* START *
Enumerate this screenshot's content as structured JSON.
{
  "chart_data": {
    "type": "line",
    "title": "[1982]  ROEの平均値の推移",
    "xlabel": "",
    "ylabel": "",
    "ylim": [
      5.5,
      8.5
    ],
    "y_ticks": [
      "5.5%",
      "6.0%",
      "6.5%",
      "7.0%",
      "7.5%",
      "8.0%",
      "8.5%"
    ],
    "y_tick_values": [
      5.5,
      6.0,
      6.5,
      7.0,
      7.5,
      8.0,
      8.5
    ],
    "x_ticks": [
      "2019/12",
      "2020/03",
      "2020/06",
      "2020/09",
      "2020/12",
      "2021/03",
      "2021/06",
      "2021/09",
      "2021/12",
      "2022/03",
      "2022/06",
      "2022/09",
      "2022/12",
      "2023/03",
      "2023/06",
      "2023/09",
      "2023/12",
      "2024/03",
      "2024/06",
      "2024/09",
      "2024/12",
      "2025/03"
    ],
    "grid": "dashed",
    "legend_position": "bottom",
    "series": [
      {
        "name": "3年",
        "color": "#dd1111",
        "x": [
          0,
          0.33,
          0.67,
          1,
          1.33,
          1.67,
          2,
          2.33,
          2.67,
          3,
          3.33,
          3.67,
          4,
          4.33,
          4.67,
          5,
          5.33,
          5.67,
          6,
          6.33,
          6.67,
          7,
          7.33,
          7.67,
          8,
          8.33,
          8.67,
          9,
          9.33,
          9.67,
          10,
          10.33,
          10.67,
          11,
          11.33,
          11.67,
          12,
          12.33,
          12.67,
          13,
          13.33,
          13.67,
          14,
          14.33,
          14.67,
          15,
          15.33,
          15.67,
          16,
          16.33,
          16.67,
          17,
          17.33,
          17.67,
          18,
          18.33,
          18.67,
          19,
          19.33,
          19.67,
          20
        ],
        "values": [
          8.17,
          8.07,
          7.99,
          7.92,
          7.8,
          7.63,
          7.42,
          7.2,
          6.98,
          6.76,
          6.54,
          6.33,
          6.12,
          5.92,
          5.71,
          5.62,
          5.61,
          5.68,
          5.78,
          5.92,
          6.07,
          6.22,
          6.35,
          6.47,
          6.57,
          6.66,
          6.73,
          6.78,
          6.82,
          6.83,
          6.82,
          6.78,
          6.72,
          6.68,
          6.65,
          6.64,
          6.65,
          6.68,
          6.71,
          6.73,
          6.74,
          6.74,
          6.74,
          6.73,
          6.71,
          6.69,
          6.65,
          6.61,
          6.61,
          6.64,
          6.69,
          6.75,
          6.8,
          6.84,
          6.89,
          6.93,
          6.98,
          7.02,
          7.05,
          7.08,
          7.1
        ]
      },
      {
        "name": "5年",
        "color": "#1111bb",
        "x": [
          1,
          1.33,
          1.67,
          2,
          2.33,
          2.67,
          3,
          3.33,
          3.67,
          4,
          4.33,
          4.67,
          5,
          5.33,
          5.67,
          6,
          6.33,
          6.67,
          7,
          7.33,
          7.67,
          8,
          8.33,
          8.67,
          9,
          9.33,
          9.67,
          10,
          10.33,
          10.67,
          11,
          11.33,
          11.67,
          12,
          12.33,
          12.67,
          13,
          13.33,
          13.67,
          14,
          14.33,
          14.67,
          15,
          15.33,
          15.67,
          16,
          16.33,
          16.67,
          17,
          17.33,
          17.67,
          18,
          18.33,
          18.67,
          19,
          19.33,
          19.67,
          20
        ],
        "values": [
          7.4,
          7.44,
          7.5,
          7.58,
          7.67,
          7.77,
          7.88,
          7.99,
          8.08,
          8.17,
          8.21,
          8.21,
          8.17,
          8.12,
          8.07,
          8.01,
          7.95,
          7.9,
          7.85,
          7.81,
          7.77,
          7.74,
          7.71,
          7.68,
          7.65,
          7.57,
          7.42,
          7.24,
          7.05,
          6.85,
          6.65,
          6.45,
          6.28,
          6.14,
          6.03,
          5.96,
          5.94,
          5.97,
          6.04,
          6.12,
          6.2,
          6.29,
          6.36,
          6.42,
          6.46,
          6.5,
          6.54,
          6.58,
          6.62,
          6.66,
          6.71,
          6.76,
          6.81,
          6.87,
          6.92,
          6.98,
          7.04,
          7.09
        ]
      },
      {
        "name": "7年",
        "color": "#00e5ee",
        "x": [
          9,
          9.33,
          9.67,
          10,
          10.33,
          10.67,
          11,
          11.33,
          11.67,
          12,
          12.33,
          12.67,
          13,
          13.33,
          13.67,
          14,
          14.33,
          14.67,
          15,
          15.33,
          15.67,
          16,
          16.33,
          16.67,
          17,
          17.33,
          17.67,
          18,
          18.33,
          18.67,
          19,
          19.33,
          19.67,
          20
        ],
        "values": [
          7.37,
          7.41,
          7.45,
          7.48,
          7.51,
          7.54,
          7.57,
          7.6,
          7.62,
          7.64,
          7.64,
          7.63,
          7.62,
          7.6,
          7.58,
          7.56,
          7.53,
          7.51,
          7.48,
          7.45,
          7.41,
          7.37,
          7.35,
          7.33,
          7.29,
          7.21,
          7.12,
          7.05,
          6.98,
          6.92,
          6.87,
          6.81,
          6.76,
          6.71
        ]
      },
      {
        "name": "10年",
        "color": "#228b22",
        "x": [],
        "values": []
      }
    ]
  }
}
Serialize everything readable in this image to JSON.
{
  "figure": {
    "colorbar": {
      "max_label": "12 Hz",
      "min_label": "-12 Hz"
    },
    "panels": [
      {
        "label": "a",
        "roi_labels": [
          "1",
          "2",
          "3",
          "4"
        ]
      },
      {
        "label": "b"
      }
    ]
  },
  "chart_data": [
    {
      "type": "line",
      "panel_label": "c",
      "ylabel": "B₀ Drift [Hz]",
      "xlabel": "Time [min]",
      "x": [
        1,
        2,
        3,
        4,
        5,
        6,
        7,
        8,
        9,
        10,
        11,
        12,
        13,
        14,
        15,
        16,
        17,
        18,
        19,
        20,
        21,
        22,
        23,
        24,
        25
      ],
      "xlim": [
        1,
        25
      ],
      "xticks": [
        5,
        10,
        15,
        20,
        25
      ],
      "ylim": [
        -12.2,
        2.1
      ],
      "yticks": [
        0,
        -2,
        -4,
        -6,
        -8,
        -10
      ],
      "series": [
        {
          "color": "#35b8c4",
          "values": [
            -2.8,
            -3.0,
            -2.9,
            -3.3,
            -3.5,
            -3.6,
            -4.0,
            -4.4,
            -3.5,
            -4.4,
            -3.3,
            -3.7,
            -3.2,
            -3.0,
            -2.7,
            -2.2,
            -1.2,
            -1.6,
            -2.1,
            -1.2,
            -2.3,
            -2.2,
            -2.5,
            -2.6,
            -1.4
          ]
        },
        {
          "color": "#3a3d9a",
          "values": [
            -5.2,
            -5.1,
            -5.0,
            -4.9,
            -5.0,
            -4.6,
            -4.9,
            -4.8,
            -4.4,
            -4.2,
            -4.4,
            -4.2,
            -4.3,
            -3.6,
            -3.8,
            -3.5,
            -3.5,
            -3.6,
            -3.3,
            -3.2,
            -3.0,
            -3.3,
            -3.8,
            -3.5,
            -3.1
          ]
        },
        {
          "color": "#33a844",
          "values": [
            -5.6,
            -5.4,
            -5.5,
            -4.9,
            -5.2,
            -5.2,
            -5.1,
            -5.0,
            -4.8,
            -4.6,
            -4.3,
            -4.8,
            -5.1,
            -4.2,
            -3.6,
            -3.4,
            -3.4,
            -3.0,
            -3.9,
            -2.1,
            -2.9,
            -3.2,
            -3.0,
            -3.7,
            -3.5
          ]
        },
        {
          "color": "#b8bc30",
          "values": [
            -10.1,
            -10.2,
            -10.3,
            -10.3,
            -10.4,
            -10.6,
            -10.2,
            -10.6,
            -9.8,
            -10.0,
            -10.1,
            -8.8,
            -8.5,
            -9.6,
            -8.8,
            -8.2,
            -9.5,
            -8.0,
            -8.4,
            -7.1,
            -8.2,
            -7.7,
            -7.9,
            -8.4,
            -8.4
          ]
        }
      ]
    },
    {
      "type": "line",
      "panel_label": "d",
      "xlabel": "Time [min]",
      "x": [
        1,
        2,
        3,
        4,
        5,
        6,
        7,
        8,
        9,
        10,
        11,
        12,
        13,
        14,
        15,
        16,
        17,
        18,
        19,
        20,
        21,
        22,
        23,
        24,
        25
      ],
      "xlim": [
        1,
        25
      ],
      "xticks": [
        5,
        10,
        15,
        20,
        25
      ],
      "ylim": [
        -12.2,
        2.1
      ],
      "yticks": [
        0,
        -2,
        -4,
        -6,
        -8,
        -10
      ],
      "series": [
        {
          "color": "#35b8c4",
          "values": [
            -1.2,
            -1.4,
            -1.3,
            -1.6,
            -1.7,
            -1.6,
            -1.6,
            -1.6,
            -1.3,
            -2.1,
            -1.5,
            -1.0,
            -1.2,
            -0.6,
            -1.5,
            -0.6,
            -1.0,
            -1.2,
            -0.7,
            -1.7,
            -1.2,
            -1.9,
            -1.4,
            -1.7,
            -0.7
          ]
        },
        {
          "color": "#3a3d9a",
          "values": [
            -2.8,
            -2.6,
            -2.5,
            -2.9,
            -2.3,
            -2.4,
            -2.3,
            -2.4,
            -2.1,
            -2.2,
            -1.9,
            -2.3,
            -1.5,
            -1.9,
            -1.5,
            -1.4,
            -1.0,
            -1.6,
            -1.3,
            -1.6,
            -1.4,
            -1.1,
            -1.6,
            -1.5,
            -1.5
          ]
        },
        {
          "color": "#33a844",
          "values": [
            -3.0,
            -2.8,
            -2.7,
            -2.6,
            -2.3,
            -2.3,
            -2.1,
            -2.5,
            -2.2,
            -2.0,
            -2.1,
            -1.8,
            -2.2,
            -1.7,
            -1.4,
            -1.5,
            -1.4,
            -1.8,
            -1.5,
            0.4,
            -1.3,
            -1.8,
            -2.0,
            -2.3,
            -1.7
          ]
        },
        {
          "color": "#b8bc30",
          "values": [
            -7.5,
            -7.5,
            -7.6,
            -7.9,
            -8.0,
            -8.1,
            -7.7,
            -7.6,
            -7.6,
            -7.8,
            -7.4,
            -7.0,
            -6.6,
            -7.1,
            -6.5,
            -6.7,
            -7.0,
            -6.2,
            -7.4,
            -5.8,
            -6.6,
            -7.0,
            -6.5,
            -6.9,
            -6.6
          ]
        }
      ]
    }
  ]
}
* END *
> WHAT YOU ARE ASKED TO DO
Give every line of the material that includes the string "this".

> SOLUTION TO THE PROBLEM
Enumerate this screenshot's content as structured JSON.
Serialize everything readable in this image to JSON.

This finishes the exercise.